▸ Exercise: Each line that holds the word "this" is to be identified and copied.
* Begin Source records *
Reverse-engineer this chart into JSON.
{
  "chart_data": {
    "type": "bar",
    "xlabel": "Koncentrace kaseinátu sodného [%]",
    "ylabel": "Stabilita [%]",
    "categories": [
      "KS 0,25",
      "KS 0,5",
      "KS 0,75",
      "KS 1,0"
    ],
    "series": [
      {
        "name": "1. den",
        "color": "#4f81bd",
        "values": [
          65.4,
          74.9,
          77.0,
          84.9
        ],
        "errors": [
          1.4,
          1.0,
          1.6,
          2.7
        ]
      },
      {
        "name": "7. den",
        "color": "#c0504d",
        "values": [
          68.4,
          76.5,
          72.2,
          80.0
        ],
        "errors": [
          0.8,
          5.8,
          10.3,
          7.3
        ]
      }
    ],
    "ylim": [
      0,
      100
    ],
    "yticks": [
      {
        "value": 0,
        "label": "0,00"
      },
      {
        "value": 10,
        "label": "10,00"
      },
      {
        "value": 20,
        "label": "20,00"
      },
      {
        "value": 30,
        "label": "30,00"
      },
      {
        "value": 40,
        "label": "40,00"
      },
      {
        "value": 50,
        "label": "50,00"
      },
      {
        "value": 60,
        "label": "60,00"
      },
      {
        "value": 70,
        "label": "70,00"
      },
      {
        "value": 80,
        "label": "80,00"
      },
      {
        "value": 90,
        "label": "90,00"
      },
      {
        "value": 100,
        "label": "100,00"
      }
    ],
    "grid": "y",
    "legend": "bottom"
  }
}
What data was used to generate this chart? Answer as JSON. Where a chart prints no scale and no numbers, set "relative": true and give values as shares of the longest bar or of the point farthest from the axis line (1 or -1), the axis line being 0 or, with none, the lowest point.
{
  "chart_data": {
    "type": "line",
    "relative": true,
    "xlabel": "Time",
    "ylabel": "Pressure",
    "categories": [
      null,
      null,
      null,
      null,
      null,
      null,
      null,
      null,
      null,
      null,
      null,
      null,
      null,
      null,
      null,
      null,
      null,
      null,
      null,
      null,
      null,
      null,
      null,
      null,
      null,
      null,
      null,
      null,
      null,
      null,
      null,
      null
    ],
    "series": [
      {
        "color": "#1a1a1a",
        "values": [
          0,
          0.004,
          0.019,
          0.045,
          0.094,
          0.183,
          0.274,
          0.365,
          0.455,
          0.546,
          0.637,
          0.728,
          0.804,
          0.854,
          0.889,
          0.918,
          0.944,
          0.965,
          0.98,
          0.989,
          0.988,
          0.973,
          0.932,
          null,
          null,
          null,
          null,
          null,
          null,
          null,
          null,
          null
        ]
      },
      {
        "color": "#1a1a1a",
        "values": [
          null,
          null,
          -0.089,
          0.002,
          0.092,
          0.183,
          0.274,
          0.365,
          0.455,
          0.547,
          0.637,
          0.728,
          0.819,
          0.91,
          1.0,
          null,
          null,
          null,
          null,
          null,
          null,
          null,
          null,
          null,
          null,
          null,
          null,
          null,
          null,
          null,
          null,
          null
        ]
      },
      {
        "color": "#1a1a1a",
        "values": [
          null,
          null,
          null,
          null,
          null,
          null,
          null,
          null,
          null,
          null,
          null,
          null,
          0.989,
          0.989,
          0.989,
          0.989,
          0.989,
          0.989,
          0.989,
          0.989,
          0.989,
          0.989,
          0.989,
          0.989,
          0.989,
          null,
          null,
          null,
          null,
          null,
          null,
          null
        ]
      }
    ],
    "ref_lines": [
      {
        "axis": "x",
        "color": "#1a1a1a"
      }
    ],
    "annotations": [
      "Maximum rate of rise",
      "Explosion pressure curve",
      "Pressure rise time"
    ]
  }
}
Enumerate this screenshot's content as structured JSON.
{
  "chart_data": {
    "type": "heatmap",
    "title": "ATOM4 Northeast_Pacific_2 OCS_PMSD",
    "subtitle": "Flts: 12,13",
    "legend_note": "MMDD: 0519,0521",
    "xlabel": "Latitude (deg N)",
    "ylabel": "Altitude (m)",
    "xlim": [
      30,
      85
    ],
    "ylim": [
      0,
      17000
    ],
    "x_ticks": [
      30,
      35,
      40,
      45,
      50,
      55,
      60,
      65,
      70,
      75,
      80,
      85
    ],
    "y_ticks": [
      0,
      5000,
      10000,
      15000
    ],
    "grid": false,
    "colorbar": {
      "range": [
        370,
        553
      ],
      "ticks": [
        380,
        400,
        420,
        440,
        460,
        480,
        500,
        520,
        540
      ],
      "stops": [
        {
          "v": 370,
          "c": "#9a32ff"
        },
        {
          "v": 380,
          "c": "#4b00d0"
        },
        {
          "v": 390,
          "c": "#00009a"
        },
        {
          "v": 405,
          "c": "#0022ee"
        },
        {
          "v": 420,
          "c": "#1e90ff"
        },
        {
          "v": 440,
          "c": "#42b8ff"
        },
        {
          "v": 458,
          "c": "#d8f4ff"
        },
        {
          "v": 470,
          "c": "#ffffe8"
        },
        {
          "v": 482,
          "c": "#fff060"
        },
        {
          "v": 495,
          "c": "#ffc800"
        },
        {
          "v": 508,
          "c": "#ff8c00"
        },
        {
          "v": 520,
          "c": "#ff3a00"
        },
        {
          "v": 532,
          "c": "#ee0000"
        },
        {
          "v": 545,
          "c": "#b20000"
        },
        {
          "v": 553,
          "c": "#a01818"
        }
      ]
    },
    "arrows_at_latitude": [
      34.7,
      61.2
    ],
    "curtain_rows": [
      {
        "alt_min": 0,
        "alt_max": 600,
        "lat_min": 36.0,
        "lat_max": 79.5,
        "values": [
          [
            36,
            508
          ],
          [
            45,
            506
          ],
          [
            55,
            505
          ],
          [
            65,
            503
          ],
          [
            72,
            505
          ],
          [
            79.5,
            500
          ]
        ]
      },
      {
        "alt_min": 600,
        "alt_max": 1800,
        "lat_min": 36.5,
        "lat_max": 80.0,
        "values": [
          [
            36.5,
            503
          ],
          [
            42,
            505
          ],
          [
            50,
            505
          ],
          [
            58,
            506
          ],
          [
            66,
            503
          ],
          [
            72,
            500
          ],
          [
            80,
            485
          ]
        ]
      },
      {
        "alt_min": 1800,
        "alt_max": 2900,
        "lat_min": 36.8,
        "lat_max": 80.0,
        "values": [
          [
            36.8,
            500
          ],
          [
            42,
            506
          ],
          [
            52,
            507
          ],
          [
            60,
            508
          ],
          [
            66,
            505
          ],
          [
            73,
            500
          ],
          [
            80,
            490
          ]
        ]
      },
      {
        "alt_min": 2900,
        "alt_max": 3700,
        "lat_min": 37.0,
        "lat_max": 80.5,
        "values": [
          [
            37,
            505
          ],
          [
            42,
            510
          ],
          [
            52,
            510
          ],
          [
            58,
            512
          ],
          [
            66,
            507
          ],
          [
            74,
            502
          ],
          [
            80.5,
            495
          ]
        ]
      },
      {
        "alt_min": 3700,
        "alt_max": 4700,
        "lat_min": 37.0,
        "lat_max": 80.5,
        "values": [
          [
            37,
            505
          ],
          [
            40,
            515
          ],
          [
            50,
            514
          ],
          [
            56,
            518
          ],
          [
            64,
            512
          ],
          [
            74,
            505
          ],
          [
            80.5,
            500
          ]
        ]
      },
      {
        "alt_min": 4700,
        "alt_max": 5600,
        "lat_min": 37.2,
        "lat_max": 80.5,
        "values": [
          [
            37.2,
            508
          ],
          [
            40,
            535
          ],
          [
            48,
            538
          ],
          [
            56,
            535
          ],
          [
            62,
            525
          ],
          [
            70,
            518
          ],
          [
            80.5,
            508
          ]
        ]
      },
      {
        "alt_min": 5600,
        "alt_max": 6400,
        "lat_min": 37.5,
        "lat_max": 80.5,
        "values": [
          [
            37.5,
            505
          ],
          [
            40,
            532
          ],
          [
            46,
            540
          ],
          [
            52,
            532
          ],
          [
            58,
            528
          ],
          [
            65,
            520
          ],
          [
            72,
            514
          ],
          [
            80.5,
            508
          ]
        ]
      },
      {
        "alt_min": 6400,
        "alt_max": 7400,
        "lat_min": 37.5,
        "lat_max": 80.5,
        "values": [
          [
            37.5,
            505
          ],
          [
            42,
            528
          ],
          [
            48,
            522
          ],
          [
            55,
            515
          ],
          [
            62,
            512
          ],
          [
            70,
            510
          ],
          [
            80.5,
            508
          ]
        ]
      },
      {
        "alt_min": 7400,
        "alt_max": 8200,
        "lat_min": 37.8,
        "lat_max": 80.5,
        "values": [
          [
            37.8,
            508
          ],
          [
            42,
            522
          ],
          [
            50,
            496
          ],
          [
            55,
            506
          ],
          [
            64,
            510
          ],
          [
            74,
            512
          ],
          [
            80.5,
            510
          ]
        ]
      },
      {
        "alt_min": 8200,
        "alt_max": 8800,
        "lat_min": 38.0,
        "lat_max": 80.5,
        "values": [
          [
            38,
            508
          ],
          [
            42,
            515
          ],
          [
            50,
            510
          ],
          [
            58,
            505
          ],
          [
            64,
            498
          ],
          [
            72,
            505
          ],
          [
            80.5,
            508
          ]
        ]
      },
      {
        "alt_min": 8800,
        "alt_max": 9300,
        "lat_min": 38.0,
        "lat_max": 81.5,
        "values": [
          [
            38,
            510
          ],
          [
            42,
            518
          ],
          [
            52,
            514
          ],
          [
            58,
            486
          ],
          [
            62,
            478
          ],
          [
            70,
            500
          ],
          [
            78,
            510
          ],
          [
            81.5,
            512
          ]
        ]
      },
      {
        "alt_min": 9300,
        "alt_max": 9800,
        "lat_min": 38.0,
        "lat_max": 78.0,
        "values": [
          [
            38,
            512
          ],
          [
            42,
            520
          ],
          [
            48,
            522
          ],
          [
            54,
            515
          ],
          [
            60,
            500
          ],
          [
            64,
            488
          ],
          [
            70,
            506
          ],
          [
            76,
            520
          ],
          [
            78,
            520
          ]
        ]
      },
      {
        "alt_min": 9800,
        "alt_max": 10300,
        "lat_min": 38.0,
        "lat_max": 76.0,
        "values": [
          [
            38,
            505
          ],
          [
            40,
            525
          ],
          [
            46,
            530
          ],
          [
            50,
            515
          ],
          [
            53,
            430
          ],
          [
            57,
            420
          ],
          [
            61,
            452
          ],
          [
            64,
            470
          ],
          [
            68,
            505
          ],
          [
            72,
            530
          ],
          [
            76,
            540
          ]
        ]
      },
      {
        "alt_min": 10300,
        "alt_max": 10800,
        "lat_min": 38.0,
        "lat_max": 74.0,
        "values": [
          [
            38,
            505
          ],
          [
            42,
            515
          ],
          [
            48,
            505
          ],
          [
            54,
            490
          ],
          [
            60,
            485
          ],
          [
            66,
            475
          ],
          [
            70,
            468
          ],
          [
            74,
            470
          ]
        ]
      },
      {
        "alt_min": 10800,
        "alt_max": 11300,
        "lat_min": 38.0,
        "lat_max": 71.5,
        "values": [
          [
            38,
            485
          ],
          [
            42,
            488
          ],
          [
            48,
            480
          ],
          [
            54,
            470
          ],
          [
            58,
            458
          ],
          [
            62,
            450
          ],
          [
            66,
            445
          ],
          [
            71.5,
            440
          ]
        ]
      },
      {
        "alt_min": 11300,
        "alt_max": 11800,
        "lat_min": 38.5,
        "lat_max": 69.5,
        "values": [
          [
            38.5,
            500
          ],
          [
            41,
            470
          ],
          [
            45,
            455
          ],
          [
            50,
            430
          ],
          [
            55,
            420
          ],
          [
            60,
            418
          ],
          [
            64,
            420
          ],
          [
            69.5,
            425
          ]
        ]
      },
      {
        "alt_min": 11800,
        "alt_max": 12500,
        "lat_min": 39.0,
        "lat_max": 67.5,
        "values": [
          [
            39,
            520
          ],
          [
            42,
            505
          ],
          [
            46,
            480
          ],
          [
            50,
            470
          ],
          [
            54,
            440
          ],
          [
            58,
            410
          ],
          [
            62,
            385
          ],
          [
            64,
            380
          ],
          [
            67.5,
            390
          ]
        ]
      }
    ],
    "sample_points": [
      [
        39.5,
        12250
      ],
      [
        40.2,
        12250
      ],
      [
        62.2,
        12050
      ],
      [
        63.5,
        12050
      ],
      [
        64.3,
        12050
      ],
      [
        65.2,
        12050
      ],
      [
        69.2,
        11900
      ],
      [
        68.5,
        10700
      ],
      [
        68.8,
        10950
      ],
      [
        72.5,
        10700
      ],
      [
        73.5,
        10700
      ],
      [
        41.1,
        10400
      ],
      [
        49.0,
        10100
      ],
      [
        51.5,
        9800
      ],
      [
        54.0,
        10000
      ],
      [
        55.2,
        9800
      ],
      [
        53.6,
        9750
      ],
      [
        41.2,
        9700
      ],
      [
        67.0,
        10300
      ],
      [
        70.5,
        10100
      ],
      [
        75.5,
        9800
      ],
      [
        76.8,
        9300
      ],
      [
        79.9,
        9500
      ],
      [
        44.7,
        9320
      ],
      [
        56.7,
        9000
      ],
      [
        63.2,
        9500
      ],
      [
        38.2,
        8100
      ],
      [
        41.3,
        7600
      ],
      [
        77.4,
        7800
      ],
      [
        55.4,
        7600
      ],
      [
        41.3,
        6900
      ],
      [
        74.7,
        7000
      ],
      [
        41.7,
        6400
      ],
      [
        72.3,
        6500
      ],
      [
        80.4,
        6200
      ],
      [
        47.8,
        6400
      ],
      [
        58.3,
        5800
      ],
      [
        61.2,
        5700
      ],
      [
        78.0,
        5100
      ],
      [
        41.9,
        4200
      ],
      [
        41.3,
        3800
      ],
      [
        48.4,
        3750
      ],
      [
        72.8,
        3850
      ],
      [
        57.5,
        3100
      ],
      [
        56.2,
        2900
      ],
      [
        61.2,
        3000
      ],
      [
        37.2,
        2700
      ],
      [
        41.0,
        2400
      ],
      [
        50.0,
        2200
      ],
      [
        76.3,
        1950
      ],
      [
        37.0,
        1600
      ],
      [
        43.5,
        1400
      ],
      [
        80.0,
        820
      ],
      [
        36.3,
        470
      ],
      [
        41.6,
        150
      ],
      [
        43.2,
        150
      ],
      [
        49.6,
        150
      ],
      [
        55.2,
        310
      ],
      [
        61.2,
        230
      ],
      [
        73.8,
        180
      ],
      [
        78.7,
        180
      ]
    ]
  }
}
* End Source records *
▸ Task output:
Reverse-engineer this chart into JSON.
What data was used to generate this chart? Answer as JSON. Where a chart prints no scale and no numbers, set "relative": true and give values as shares of the longest bar or of the point farthest from the axis line (1 or -1), the axis line being 0 or, with none, the lowest point.
Enumerate this screenshot's content as structured JSON.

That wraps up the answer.